Exercise goal -> Copy every one of the following items line for line, without changing a single character.

Raw data ->
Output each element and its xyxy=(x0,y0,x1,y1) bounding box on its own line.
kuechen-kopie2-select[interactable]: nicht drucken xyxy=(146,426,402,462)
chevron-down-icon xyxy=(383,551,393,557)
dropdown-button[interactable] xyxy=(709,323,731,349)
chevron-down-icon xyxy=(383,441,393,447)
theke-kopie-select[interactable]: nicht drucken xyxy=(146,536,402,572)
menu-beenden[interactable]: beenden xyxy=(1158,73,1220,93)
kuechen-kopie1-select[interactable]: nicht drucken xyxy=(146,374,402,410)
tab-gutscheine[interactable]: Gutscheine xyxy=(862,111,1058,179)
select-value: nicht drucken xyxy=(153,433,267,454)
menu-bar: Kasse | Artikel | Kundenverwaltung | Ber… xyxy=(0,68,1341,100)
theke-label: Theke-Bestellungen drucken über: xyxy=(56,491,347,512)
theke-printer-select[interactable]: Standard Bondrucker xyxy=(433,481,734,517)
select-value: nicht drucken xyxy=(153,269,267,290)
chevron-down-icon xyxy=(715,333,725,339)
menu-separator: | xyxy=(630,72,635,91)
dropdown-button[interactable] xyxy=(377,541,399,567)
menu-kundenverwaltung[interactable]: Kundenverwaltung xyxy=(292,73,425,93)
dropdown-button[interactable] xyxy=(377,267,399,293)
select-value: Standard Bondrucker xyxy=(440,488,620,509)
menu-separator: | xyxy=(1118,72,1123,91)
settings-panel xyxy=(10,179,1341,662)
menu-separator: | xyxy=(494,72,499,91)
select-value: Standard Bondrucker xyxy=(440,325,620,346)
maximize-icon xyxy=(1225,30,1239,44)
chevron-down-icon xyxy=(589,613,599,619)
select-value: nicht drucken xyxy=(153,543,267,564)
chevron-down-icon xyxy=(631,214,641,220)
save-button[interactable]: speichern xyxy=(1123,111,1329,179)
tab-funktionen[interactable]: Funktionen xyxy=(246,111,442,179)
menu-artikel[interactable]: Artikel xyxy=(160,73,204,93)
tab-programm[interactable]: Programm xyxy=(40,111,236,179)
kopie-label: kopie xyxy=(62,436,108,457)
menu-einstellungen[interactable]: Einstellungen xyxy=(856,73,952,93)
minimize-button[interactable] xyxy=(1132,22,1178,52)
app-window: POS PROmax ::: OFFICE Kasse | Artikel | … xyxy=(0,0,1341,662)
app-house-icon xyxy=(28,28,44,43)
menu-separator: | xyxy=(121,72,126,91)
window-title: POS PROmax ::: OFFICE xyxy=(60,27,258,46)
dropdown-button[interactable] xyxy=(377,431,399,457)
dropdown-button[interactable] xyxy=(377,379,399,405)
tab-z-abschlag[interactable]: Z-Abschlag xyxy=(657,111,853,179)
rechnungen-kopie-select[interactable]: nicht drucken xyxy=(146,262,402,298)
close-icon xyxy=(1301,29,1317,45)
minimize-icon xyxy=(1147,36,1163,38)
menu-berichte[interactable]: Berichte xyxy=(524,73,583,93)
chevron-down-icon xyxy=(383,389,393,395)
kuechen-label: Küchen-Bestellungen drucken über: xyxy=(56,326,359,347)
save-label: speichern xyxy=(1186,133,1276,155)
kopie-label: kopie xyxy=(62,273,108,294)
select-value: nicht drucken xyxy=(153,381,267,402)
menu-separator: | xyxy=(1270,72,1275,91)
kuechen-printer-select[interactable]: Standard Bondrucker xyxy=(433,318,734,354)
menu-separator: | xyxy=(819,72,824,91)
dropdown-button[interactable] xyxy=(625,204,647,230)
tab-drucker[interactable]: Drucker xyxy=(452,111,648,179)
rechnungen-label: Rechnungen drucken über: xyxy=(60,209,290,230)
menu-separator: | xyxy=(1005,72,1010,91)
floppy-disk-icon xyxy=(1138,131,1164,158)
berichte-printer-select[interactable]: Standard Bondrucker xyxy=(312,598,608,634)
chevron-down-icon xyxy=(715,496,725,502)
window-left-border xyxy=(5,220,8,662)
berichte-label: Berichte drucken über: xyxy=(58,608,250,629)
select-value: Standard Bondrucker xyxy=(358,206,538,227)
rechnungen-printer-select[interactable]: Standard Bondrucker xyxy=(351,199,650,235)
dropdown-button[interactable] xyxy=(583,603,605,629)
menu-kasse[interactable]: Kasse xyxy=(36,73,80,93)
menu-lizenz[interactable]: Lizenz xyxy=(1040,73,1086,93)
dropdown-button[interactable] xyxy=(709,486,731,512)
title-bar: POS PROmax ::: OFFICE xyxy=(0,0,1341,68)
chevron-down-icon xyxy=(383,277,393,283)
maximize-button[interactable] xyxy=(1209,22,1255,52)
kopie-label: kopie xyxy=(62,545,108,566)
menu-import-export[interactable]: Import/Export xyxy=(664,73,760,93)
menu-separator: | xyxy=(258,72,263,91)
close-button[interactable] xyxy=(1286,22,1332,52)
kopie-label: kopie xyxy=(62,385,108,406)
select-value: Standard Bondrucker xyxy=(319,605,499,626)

Final result ->
Output each element and its xyxy=(x0,y0,x1,y1) bounding box on its own line.
kuechen-kopie2-select[interactable]: nicht drucken xyxy=(146,426,402,462)
chevron-down-icon xyxy=(383,551,393,557)
dropdown-button[interactable] xyxy=(709,323,731,349)
chevron-down-icon xyxy=(383,441,393,447)
theke-kopie-select[interactable]: nicht drucken xyxy=(146,536,402,572)
menu-beenden[interactable]: beenden xyxy=(1158,73,1220,93)
kuechen-kopie1-select[interactable]: nicht drucken xyxy=(146,374,402,410)
tab-gutscheine[interactable]: Gutscheine xyxy=(862,111,1058,179)
select-value: nicht drucken xyxy=(153,433,267,454)
menu-bar: Kasse | Artikel | Kundenverwaltung | Ber… xyxy=(0,68,1341,100)
theke-label: Theke-Bestellungen drucken über: xyxy=(56,491,347,512)
theke-printer-select[interactable]: Standard Bondrucker xyxy=(433,481,734,517)
select-value: nicht drucken xyxy=(153,269,267,290)
chevron-down-icon xyxy=(715,333,725,339)
menu-separator: | xyxy=(630,72,635,91)
dropdown-button[interactable] xyxy=(377,541,399,567)
menu-kundenverwaltung[interactable]: Kundenverwaltung xyxy=(292,73,425,93)
dropdown-button[interactable] xyxy=(377,267,399,293)
select-value: Standard Bondrucker xyxy=(440,488,620,509)
menu-separator: | xyxy=(1118,72,1123,91)
settings-panel xyxy=(10,179,1341,662)
menu-separator: | xyxy=(494,72,499,91)
select-value: Standard Bondrucker xyxy=(440,325,620,346)
maximize-icon xyxy=(1225,30,1239,44)
chevron-down-icon xyxy=(589,613,599,619)
select-value: nicht drucken xyxy=(153,543,267,564)
chevron-down-icon xyxy=(631,214,641,220)
save-button[interactable]: speichern xyxy=(1123,111,1329,179)
tab-funktionen[interactable]: Funktionen xyxy=(246,111,442,179)
menu-artikel[interactable]: Artikel xyxy=(160,73,204,93)
tab-programm[interactable]: Programm xyxy=(40,111,236,179)
kopie-label: kopie xyxy=(62,436,108,457)
menu-einstellungen[interactable]: Einstellungen xyxy=(856,73,952,93)
minimize-button[interactable] xyxy=(1132,22,1178,52)
app-window: POS PROmax ::: OFFICE Kasse | Artikel | … xyxy=(0,0,1341,662)
app-house-icon xyxy=(28,28,44,43)
menu-separator: | xyxy=(121,72,126,91)
window-title: POS PROmax ::: OFFICE xyxy=(60,27,258,46)
dropdown-button[interactable] xyxy=(377,431,399,457)
dropdown-button[interactable] xyxy=(377,379,399,405)
tab-z-abschlag[interactable]: Z-Abschlag xyxy=(657,111,853,179)
rechnungen-kopie-select[interactable]: nicht drucken xyxy=(146,262,402,298)
close-icon xyxy=(1301,29,1317,45)
minimize-icon xyxy=(1147,36,1163,38)
menu-berichte[interactable]: Berichte xyxy=(524,73,583,93)
chevron-down-icon xyxy=(383,389,393,395)
kuechen-label: Küchen-Bestellungen drucken über: xyxy=(56,326,359,347)
save-label: speichern xyxy=(1186,133,1276,155)
kopie-label: kopie xyxy=(62,273,108,294)
select-value: nicht drucken xyxy=(153,381,267,402)
menu-separator: | xyxy=(1270,72,1275,91)
kuechen-printer-select[interactable]: Standard Bondrucker xyxy=(433,318,734,354)
menu-separator: | xyxy=(819,72,824,91)
dropdown-button[interactable] xyxy=(625,204,647,230)
tab-drucker[interactable]: Drucker xyxy=(452,111,648,179)
rechnungen-label: Rechnungen drucken über: xyxy=(60,209,290,230)
menu-separator: | xyxy=(1005,72,1010,91)
floppy-disk-icon xyxy=(1138,131,1164,158)
berichte-printer-select[interactable]: Standard Bondrucker xyxy=(312,598,608,634)
chevron-down-icon xyxy=(715,496,725,502)
window-left-border xyxy=(5,220,8,662)
berichte-label: Berichte drucken über: xyxy=(58,608,250,629)
select-value: Standard Bondrucker xyxy=(358,206,538,227)
rechnungen-printer-select[interactable]: Standard Bondrucker xyxy=(351,199,650,235)
dropdown-button[interactable] xyxy=(583,603,605,629)
menu-kasse[interactable]: Kasse xyxy=(36,73,80,93)
menu-lizenz[interactable]: Lizenz xyxy=(1040,73,1086,93)
dropdown-button[interactable] xyxy=(709,486,731,512)
title-bar: POS PROmax ::: OFFICE xyxy=(0,0,1341,68)
chevron-down-icon xyxy=(383,277,393,283)
maximize-button[interactable] xyxy=(1209,22,1255,52)
kopie-label: kopie xyxy=(62,545,108,566)
menu-import-export[interactable]: Import/Export xyxy=(664,73,760,93)
menu-separator: | xyxy=(258,72,263,91)
close-button[interactable] xyxy=(1286,22,1332,52)
kopie-label: kopie xyxy=(62,385,108,406)
select-value: Standard Bondrucker xyxy=(319,605,499,626)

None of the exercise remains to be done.